*WRITTEN EXERCISE:* Below are the records; reproduce all of them exactly but without any images.
Begin RECORDED DATA
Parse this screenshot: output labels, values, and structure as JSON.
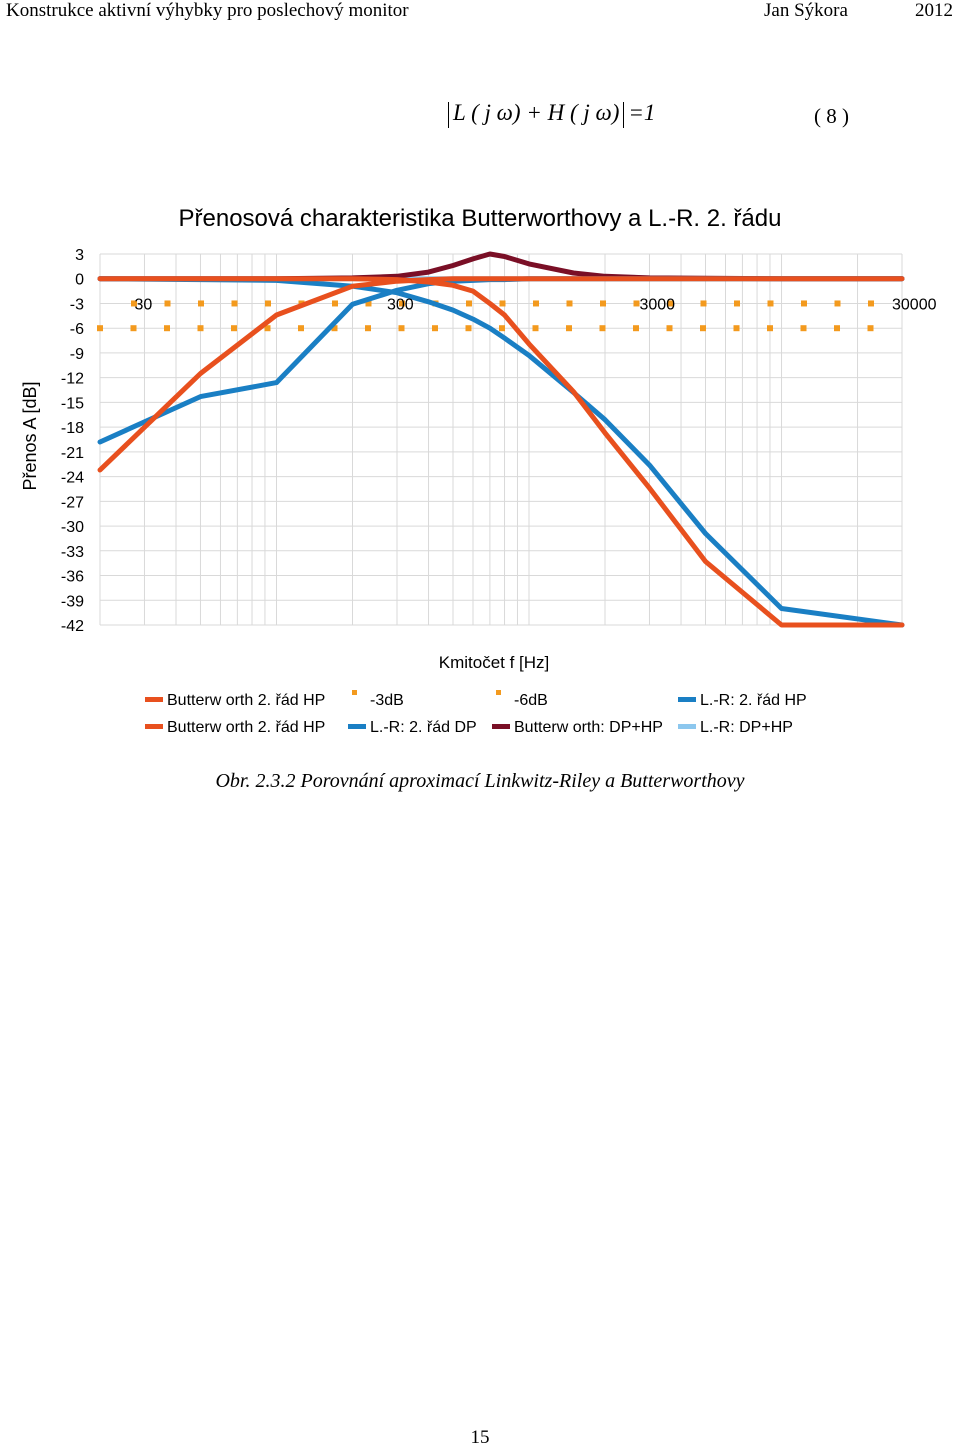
{
  "header": {
    "title": "Konstrukce aktivní výhybky pro poslechový monitor",
    "author": "Jan Sýkora",
    "year": "2012"
  },
  "equation": {
    "text": "L ( j ω) + H ( j ω) = 1",
    "lhs_l": "L ( j ω) + H ( j ω)",
    "rhs": "=1",
    "number": "( 8 )"
  },
  "chart_data": {
    "type": "line",
    "title": "Přenosová charakteristika Butterworthovy a L.-R. 2. řádu",
    "xlabel": "Kmitočet f [Hz]",
    "ylabel": "Přenos A [dB]",
    "xscale": "log",
    "xlim": [
      20,
      30000
    ],
    "ylim": [
      -42,
      3
    ],
    "yticks": [
      "3",
      "0",
      "-3",
      "-6",
      "-9",
      "-12",
      "-15",
      "-18",
      "-21",
      "-24",
      "-27",
      "-30",
      "-33",
      "-36",
      "-39",
      "-42"
    ],
    "xticks": [
      "30",
      "300",
      "3000",
      "30000"
    ],
    "grid": true,
    "crossover_hz": 700,
    "series": [
      {
        "name": "Butterw orth 2. řád HP",
        "color": "#e8501e",
        "style": "solid",
        "x": [
          20,
          50,
          100,
          200,
          300,
          400,
          500,
          600,
          700,
          800,
          1000,
          1500,
          2000,
          3000,
          5000,
          10000,
          30000
        ],
        "values": [
          -23.2,
          -11.5,
          -4.4,
          -0.9,
          -0.3,
          -0.1,
          0,
          0,
          0,
          0,
          0,
          0,
          0,
          0,
          0,
          0,
          0
        ]
      },
      {
        "name": "-3dB",
        "color": "#f39a1e",
        "style": "dotted",
        "x": [
          20,
          30000
        ],
        "values": [
          -3,
          -3
        ]
      },
      {
        "name": "-6dB",
        "color": "#f39a1e",
        "style": "dotted",
        "x": [
          20,
          30000
        ],
        "values": [
          -6,
          -6
        ]
      },
      {
        "name": "L.-R: 2. řád HP",
        "color": "#1a7fc4",
        "style": "solid",
        "x": [
          20,
          50,
          100,
          200,
          300,
          400,
          500,
          600,
          700,
          800,
          1000,
          1500,
          2000,
          3000,
          5000,
          10000,
          30000
        ],
        "values": [
          -19.8,
          -14.3,
          -12.6,
          -3.1,
          -1.4,
          -0.6,
          -0.3,
          -0.2,
          -0.1,
          -0.1,
          0,
          0,
          0,
          0,
          0,
          0,
          0
        ]
      },
      {
        "name": "Butterw orth 2. řád HP",
        "color": "#e8501e",
        "style": "solid",
        "x": [
          20,
          50,
          100,
          200,
          300,
          400,
          500,
          600,
          700,
          800,
          1000,
          1500,
          2000,
          3000,
          5000,
          10000,
          30000
        ],
        "values": [
          0,
          0,
          0,
          0,
          -0.1,
          -0.4,
          -0.8,
          -1.5,
          -3,
          -4.4,
          -7.9,
          -13.7,
          -18.7,
          -25.4,
          -34.3,
          -42,
          -42
        ]
      },
      {
        "name": "L.-R: 2. řád DP",
        "color": "#1a7fc4",
        "style": "solid",
        "x": [
          20,
          50,
          100,
          200,
          300,
          400,
          500,
          600,
          700,
          800,
          1000,
          1500,
          2000,
          3000,
          5000,
          10000,
          30000
        ],
        "values": [
          0,
          -0.1,
          -0.2,
          -0.9,
          -1.7,
          -2.8,
          -3.8,
          -4.9,
          -6,
          -7.2,
          -9.3,
          -13.8,
          -17.1,
          -22.6,
          -30.9,
          -40,
          -42
        ]
      },
      {
        "name": "Butterw orth: DP+HP",
        "color": "#7a0f26",
        "style": "solid",
        "x": [
          20,
          100,
          200,
          300,
          400,
          500,
          600,
          700,
          800,
          1000,
          1500,
          2000,
          3000,
          10000,
          30000
        ],
        "values": [
          0,
          0,
          0.1,
          0.3,
          0.8,
          1.6,
          2.4,
          3,
          2.7,
          1.8,
          0.7,
          0.3,
          0.1,
          0,
          0
        ]
      },
      {
        "name": "L.-R: DP+HP",
        "color": "#8cc7ee",
        "style": "solid",
        "x": [
          20,
          30000
        ],
        "values": [
          0,
          0
        ]
      }
    ],
    "legend": [
      "Butterw orth 2. řád HP",
      "-3dB",
      "-6dB",
      "L.-R: 2. řád HP",
      "Butterw orth 2. řád HP",
      "L.-R: 2. řád DP",
      "Butterw orth: DP+HP",
      "L.-R: DP+HP"
    ]
  },
  "caption": "Obr. 2.3.2  Porovnání aproximací Linkwitz-Riley a Butterworthovy",
  "page_number": "15"
}
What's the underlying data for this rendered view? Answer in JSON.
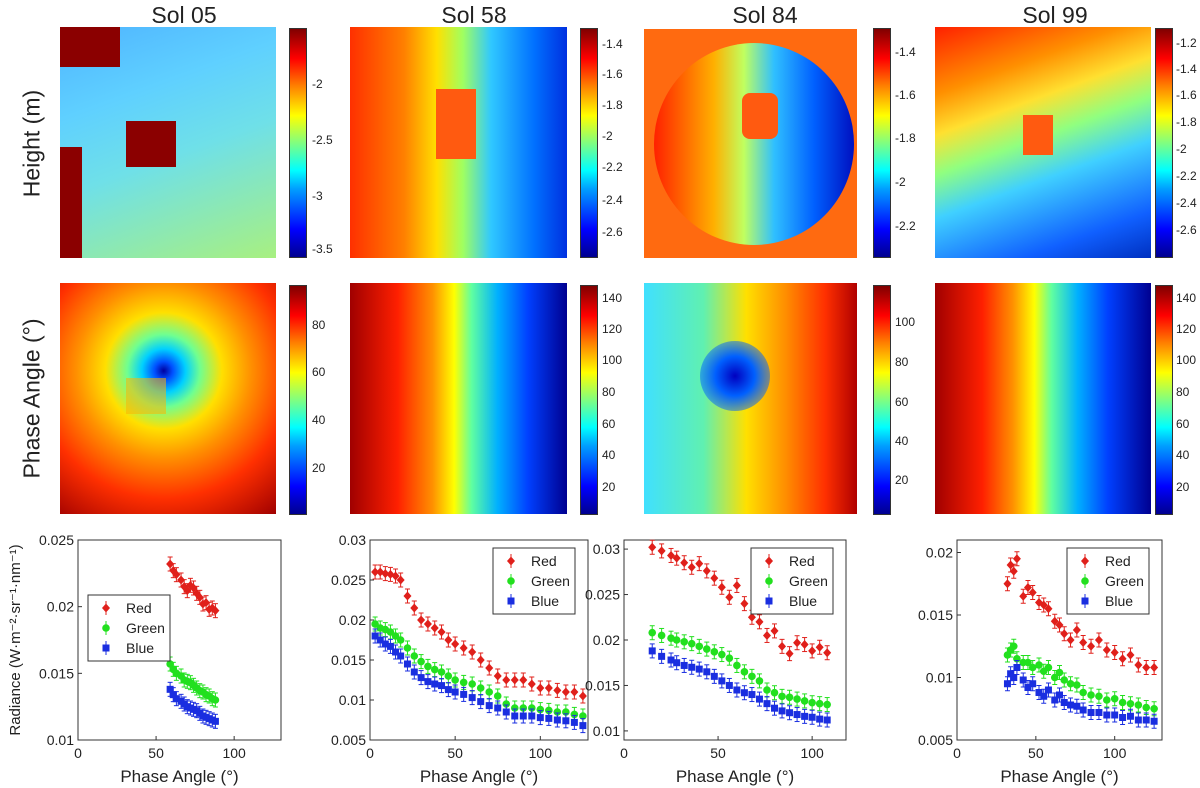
End RECORDED DATA
*SOLUTION:*
Parse this screenshot: output labels, values, and structure as JSON.
{
  "header": {
    "title": "Konstrukce aktivní výhybky pro poslechový monitor",
    "author": "Jan Sýkora",
    "year": "2012"
  },
  "equation": {
    "text": "L ( j ω) + H ( j ω) = 1",
    "lhs_l": "L ( j ω) + H ( j ω)",
    "rhs": "=1",
    "number": "( 8 )"
  },
  "chart_data": {
    "type": "line",
    "title": "Přenosová charakteristika Butterworthovy a L.-R. 2. řádu",
    "xlabel": "Kmitočet f [Hz]",
    "ylabel": "Přenos A [dB]",
    "xscale": "log",
    "xlim": [
      20,
      30000
    ],
    "ylim": [
      -42,
      3
    ],
    "yticks": [
      "3",
      "0",
      "-3",
      "-6",
      "-9",
      "-12",
      "-15",
      "-18",
      "-21",
      "-24",
      "-27",
      "-30",
      "-33",
      "-36",
      "-39",
      "-42"
    ],
    "xticks": [
      "30",
      "300",
      "3000",
      "30000"
    ],
    "grid": true,
    "crossover_hz": 700,
    "series": [
      {
        "name": "Butterw orth 2. řád HP",
        "color": "#e8501e",
        "style": "solid",
        "x": [
          20,
          50,
          100,
          200,
          300,
          400,
          500,
          600,
          700,
          800,
          1000,
          1500,
          2000,
          3000,
          5000,
          10000,
          30000
        ],
        "values": [
          -23.2,
          -11.5,
          -4.4,
          -0.9,
          -0.3,
          -0.1,
          0,
          0,
          0,
          0,
          0,
          0,
          0,
          0,
          0,
          0,
          0
        ]
      },
      {
        "name": "-3dB",
        "color": "#f39a1e",
        "style": "dotted",
        "x": [
          20,
          30000
        ],
        "values": [
          -3,
          -3
        ]
      },
      {
        "name": "-6dB",
        "color": "#f39a1e",
        "style": "dotted",
        "x": [
          20,
          30000
        ],
        "values": [
          -6,
          -6
        ]
      },
      {
        "name": "L.-R: 2. řád HP",
        "color": "#1a7fc4",
        "style": "solid",
        "x": [
          20,
          50,
          100,
          200,
          300,
          400,
          500,
          600,
          700,
          800,
          1000,
          1500,
          2000,
          3000,
          5000,
          10000,
          30000
        ],
        "values": [
          -19.8,
          -14.3,
          -12.6,
          -3.1,
          -1.4,
          -0.6,
          -0.3,
          -0.2,
          -0.1,
          -0.1,
          0,
          0,
          0,
          0,
          0,
          0,
          0
        ]
      },
      {
        "name": "Butterw orth 2. řád HP",
        "color": "#e8501e",
        "style": "solid",
        "x": [
          20,
          50,
          100,
          200,
          300,
          400,
          500,
          600,
          700,
          800,
          1000,
          1500,
          2000,
          3000,
          5000,
          10000,
          30000
        ],
        "values": [
          0,
          0,
          0,
          0,
          -0.1,
          -0.4,
          -0.8,
          -1.5,
          -3,
          -4.4,
          -7.9,
          -13.7,
          -18.7,
          -25.4,
          -34.3,
          -42,
          -42
        ]
      },
      {
        "name": "L.-R: 2. řád DP",
        "color": "#1a7fc4",
        "style": "solid",
        "x": [
          20,
          50,
          100,
          200,
          300,
          400,
          500,
          600,
          700,
          800,
          1000,
          1500,
          2000,
          3000,
          5000,
          10000,
          30000
        ],
        "values": [
          0,
          -0.1,
          -0.2,
          -0.9,
          -1.7,
          -2.8,
          -3.8,
          -4.9,
          -6,
          -7.2,
          -9.3,
          -13.8,
          -17.1,
          -22.6,
          -30.9,
          -40,
          -42
        ]
      },
      {
        "name": "Butterw orth: DP+HP",
        "color": "#7a0f26",
        "style": "solid",
        "x": [
          20,
          100,
          200,
          300,
          400,
          500,
          600,
          700,
          800,
          1000,
          1500,
          2000,
          3000,
          10000,
          30000
        ],
        "values": [
          0,
          0,
          0.1,
          0.3,
          0.8,
          1.6,
          2.4,
          3,
          2.7,
          1.8,
          0.7,
          0.3,
          0.1,
          0,
          0
        ]
      },
      {
        "name": "L.-R: DP+HP",
        "color": "#8cc7ee",
        "style": "solid",
        "x": [
          20,
          30000
        ],
        "values": [
          0,
          0
        ]
      }
    ],
    "legend": [
      "Butterw orth 2. řád HP",
      "-3dB",
      "-6dB",
      "L.-R: 2. řád HP",
      "Butterw orth 2. řád HP",
      "L.-R: 2. řád DP",
      "Butterw orth: DP+HP",
      "L.-R: DP+HP"
    ]
  },
  "caption": "Obr. 2.3.2  Porovnání aproximací Linkwitz-Riley a Butterworthovy",
  "page_number": "15"
}
What's the underlying data for this rendered view? Answer in JSON.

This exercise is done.